*RAW RECORDS*
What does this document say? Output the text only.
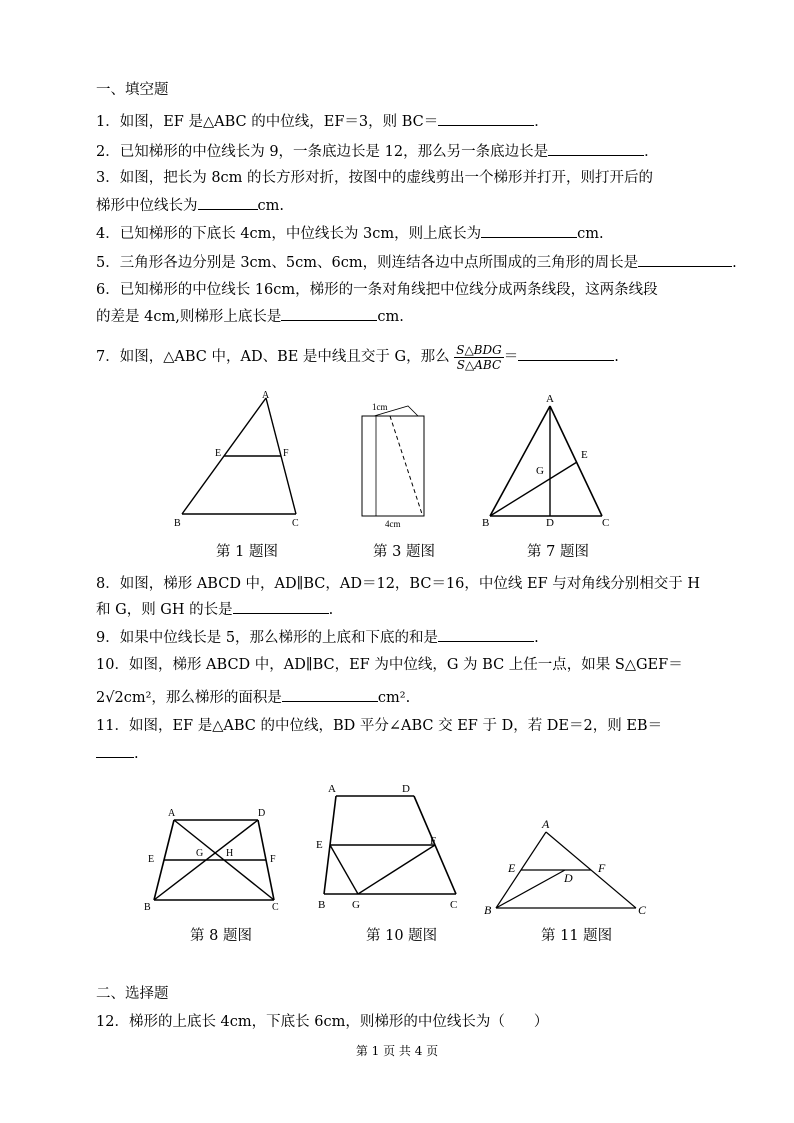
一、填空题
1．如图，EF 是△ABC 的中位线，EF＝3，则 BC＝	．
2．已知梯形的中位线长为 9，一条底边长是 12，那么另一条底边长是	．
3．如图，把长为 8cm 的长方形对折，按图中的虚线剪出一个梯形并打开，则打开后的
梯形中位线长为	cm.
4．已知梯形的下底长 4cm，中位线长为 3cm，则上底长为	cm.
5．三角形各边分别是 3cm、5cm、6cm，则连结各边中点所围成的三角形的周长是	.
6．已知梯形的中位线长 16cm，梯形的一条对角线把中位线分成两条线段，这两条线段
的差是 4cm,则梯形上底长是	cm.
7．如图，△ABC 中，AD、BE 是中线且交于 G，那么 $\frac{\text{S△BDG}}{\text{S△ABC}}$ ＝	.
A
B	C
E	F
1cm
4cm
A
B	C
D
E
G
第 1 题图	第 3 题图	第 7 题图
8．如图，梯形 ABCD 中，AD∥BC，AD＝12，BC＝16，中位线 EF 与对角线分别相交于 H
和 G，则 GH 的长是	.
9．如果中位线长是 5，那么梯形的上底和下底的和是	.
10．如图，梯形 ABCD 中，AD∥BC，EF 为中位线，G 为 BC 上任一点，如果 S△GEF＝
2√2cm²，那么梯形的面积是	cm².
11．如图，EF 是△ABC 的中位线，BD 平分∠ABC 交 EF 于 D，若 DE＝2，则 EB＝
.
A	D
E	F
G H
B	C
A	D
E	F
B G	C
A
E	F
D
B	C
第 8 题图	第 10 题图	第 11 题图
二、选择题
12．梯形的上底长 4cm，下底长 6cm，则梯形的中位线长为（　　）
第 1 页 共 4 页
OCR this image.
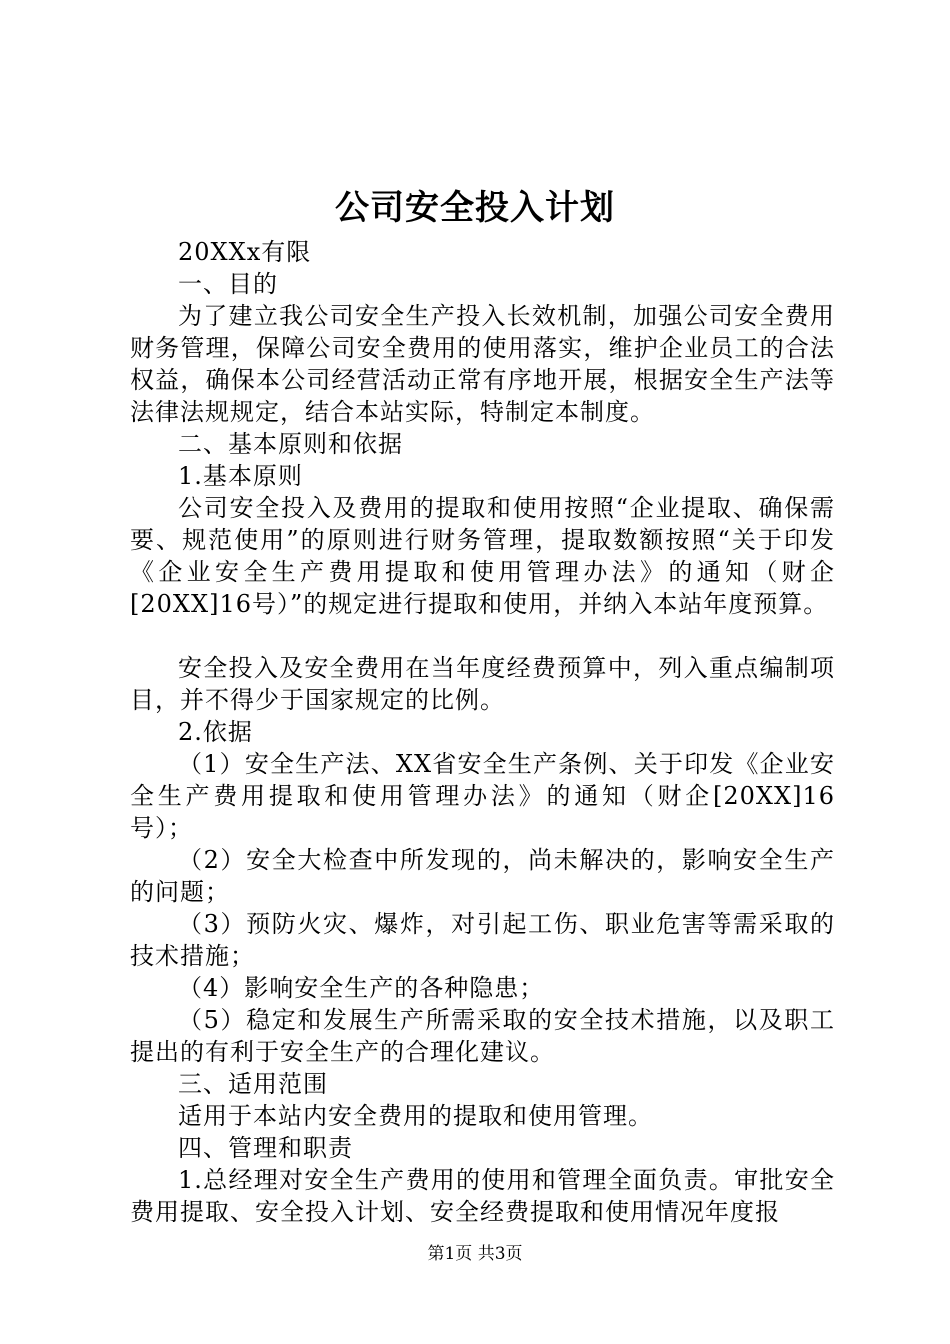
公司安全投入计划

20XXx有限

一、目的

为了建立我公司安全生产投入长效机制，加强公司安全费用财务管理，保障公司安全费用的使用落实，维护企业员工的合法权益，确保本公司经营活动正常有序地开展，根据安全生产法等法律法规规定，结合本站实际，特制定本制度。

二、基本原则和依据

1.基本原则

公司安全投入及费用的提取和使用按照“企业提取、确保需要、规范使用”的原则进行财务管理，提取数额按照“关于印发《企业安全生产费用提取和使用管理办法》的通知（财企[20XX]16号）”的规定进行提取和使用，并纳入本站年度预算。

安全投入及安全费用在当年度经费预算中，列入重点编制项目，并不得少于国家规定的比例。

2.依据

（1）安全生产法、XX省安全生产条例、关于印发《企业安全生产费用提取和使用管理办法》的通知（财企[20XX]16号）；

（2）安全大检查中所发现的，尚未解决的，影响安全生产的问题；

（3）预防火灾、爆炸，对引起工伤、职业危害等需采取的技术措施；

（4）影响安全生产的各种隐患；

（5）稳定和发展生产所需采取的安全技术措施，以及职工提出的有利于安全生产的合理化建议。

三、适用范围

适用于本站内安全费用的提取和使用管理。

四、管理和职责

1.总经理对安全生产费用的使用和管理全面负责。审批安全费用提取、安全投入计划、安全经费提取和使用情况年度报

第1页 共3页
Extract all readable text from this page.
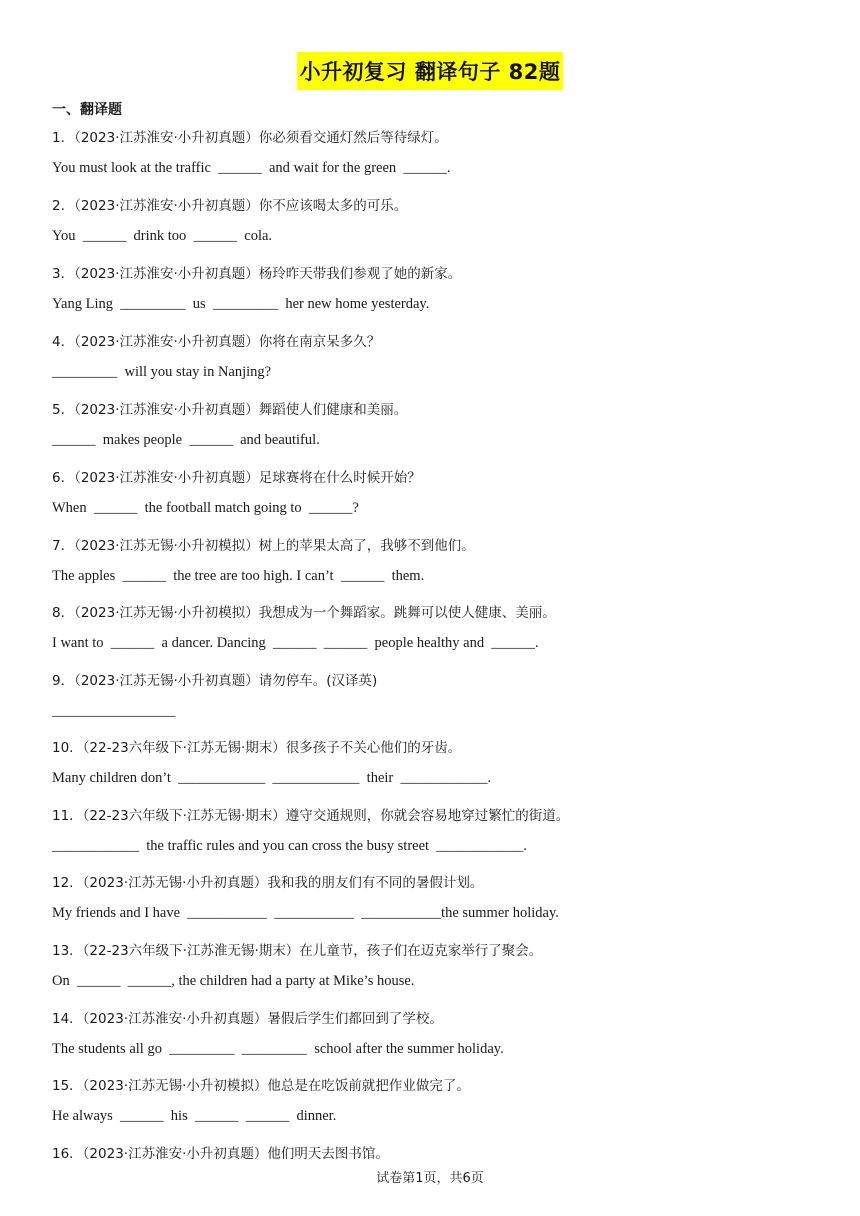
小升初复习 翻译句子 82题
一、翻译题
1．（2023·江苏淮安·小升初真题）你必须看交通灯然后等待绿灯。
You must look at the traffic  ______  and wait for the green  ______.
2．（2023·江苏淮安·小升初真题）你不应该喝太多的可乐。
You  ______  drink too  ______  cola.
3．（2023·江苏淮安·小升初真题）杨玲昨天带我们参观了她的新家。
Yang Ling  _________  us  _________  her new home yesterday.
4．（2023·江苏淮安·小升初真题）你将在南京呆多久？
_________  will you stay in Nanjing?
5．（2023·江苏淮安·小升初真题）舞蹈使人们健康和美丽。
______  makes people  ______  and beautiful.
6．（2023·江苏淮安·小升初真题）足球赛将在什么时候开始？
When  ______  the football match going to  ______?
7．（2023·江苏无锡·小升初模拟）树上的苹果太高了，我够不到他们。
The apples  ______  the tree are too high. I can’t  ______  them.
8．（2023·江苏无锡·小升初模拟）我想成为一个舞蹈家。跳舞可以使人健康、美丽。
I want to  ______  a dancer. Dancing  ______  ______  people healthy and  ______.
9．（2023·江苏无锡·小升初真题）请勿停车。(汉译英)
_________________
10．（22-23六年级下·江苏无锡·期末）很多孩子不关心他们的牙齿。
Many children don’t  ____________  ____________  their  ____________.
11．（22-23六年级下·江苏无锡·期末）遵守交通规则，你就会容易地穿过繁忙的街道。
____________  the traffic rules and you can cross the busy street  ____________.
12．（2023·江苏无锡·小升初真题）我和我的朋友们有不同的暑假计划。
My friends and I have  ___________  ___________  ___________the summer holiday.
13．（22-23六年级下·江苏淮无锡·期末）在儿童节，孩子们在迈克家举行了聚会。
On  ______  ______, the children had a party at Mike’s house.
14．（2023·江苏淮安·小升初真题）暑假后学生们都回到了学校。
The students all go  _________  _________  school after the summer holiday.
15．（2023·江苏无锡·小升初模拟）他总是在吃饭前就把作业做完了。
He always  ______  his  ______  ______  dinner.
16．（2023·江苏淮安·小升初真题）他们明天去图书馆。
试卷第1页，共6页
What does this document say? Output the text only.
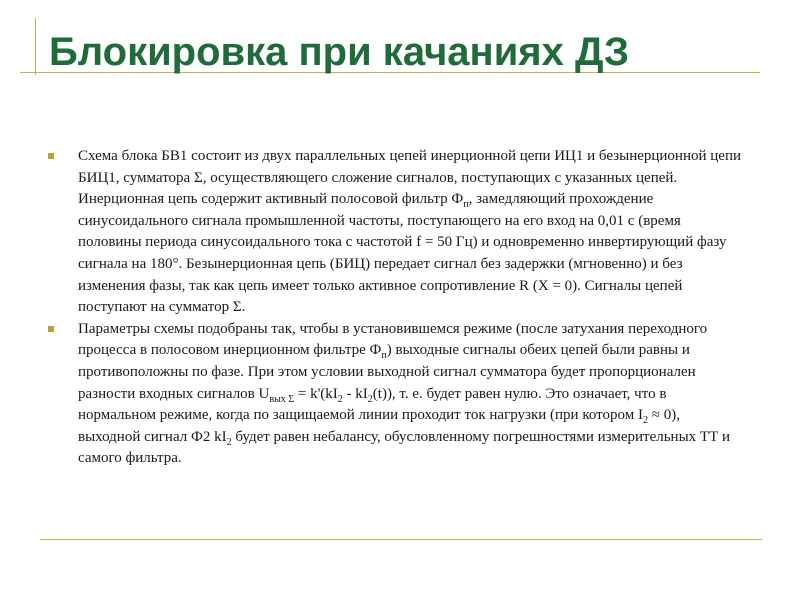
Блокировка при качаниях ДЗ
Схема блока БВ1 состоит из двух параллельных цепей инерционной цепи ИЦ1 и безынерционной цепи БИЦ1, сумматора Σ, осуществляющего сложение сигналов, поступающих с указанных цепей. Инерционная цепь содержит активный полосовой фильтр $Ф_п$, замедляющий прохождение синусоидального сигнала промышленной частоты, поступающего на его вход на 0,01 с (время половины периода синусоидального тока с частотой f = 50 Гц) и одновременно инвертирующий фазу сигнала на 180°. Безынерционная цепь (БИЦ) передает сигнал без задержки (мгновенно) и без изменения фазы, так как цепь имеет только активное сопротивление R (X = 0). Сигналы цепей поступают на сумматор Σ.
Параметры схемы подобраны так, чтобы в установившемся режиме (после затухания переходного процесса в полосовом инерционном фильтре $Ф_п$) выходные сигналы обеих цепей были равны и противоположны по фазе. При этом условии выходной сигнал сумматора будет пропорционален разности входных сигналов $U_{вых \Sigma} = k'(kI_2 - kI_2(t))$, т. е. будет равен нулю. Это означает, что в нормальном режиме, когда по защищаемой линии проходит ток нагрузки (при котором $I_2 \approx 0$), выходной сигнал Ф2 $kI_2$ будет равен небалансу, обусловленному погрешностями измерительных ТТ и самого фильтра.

*REQUEST*
Write out the records above exactly as they appear, leaving out any pictures.

*ANSWER TO THIS TASK*
What does this document say? Output the text only.
一、填空题
1．如图，EF 是△ABC 的中位线，EF＝3，则 BC＝	．
2．已知梯形的中位线长为 9，一条底边长是 12，那么另一条底边长是	．
3．如图，把长为 8cm 的长方形对折，按图中的虚线剪出一个梯形并打开，则打开后的
梯形中位线长为	cm.
4．已知梯形的下底长 4cm，中位线长为 3cm，则上底长为	cm.
5．三角形各边分别是 3cm、5cm、6cm，则连结各边中点所围成的三角形的周长是	.
6．已知梯形的中位线长 16cm，梯形的一条对角线把中位线分成两条线段，这两条线段
的差是 4cm,则梯形上底长是	cm.
7．如图，△ABC 中，AD、BE 是中线且交于 G，那么 $\frac{\text{S△BDG}}{\text{S△ABC}}$ ＝	.
A
B	C
E	F
1cm
4cm
A
B	C
D
E
G
第 1 题图	第 3 题图	第 7 题图
8．如图，梯形 ABCD 中，AD∥BC，AD＝12，BC＝16，中位线 EF 与对角线分别相交于 H
和 G，则 GH 的长是	.
9．如果中位线长是 5，那么梯形的上底和下底的和是	.
10．如图，梯形 ABCD 中，AD∥BC，EF 为中位线，G 为 BC 上任一点，如果 S△GEF＝
2√2cm²，那么梯形的面积是	cm².
11．如图，EF 是△ABC 的中位线，BD 平分∠ABC 交 EF 于 D，若 DE＝2，则 EB＝
.
A	D
E	F
G H
B	C
A	D
E	F
B G	C
A
E	F
D
B	C
第 8 题图	第 10 题图	第 11 题图
二、选择题
12．梯形的上底长 4cm，下底长 6cm，则梯形的中位线长为（　　）
第 1 页 共 4 页
OCR this image.
公司安全投入计划

20XXx有限

一、目的

为了建立我公司安全生产投入长效机制，加强公司安全费用财务管理，保障公司安全费用的使用落实，维护企业员工的合法权益，确保本公司经营活动正常有序地开展，根据安全生产法等法律法规规定，结合本站实际，特制定本制度。

二、基本原则和依据

1.基本原则

公司安全投入及费用的提取和使用按照“企业提取、确保需要、规范使用”的原则进行财务管理，提取数额按照“关于印发《企业安全生产费用提取和使用管理办法》的通知（财企[20XX]16号）”的规定进行提取和使用，并纳入本站年度预算。

安全投入及安全费用在当年度经费预算中，列入重点编制项目，并不得少于国家规定的比例。

2.依据

（1）安全生产法、XX省安全生产条例、关于印发《企业安全生产费用提取和使用管理办法》的通知（财企[20XX]16号）；

（2）安全大检查中所发现的，尚未解决的，影响安全生产的问题；

（3）预防火灾、爆炸，对引起工伤、职业危害等需采取的技术措施；

（4）影响安全生产的各种隐患；

（5）稳定和发展生产所需采取的安全技术措施，以及职工提出的有利于安全生产的合理化建议。

三、适用范围

适用于本站内安全费用的提取和使用管理。

四、管理和职责

1.总经理对安全生产费用的使用和管理全面负责。审批安全费用提取、安全投入计划、安全经费提取和使用情况年度报

第1页 共3页
Extract all readable text from this page.
小升初复习 翻译句子 82题
一、翻译题
1．（2023·江苏淮安·小升初真题）你必须看交通灯然后等待绿灯。
You must look at the traffic  ______  and wait for the green  ______.
2．（2023·江苏淮安·小升初真题）你不应该喝太多的可乐。
You  ______  drink too  ______  cola.
3．（2023·江苏淮安·小升初真题）杨玲昨天带我们参观了她的新家。
Yang Ling  _________  us  _________  her new home yesterday.
4．（2023·江苏淮安·小升初真题）你将在南京呆多久？
_________  will you stay in Nanjing?
5．（2023·江苏淮安·小升初真题）舞蹈使人们健康和美丽。
______  makes people  ______  and beautiful.
6．（2023·江苏淮安·小升初真题）足球赛将在什么时候开始？
When  ______  the football match going to  ______?
7．（2023·江苏无锡·小升初模拟）树上的苹果太高了，我够不到他们。
The apples  ______  the tree are too high. I can’t  ______  them.
8．（2023·江苏无锡·小升初模拟）我想成为一个舞蹈家。跳舞可以使人健康、美丽。
I want to  ______  a dancer. Dancing  ______  ______  people healthy and  ______.
9．（2023·江苏无锡·小升初真题）请勿停车。(汉译英)
_________________
10．（22-23六年级下·江苏无锡·期末）很多孩子不关心他们的牙齿。
Many children don’t  ____________  ____________  their  ____________.
11．（22-23六年级下·江苏无锡·期末）遵守交通规则，你就会容易地穿过繁忙的街道。
____________  the traffic rules and you can cross the busy street  ____________.
12．（2023·江苏无锡·小升初真题）我和我的朋友们有不同的暑假计划。
My friends and I have  ___________  ___________  ___________the summer holiday.
13．（22-23六年级下·江苏淮无锡·期末）在儿童节，孩子们在迈克家举行了聚会。
On  ______  ______, the children had a party at Mike’s house.
14．（2023·江苏淮安·小升初真题）暑假后学生们都回到了学校。
The students all go  _________  _________  school after the summer holiday.
15．（2023·江苏无锡·小升初模拟）他总是在吃饭前就把作业做完了。
He always  ______  his  ______  ______  dinner.
16．（2023·江苏淮安·小升初真题）他们明天去图书馆。
试卷第1页，共6页
What does this document say? Output the text only.
Блокировка при качаниях ДЗ
Схема блока БВ1 состоит из двух параллельных цепей инерционной цепи ИЦ1 и безынерционной цепи БИЦ1, сумматора Σ, осуществляющего сложение сигналов, поступающих с указанных цепей. Инерционная цепь содержит активный полосовой фильтр $Ф_п$, замедляющий прохождение синусоидального сигнала промышленной частоты, поступающего на его вход на 0,01 с (время половины периода синусоидального тока с частотой f = 50 Гц) и одновременно инвертирующий фазу сигнала на 180°. Безынерционная цепь (БИЦ) передает сигнал без задержки (мгновенно) и без изменения фазы, так как цепь имеет только активное сопротивление R (X = 0). Сигналы цепей поступают на сумматор Σ.
Параметры схемы подобраны так, чтобы в установившемся режиме (после затухания переходного процесса в полосовом инерционном фильтре $Ф_п$) выходные сигналы обеих цепей были равны и противоположны по фазе. При этом условии выходной сигнал сумматора будет пропорционален разности входных сигналов $U_{вых \Sigma} = k'(kI_2 - kI_2(t))$, т. е. будет равен нулю. Это означает, что в нормальном режиме, когда по защищаемой линии проходит ток нагрузки (при котором $I_2 \approx 0$), выходной сигнал Ф2 $kI_2$ будет равен небалансу, обусловленному погрешностями измерительных ТТ и самого фильтра.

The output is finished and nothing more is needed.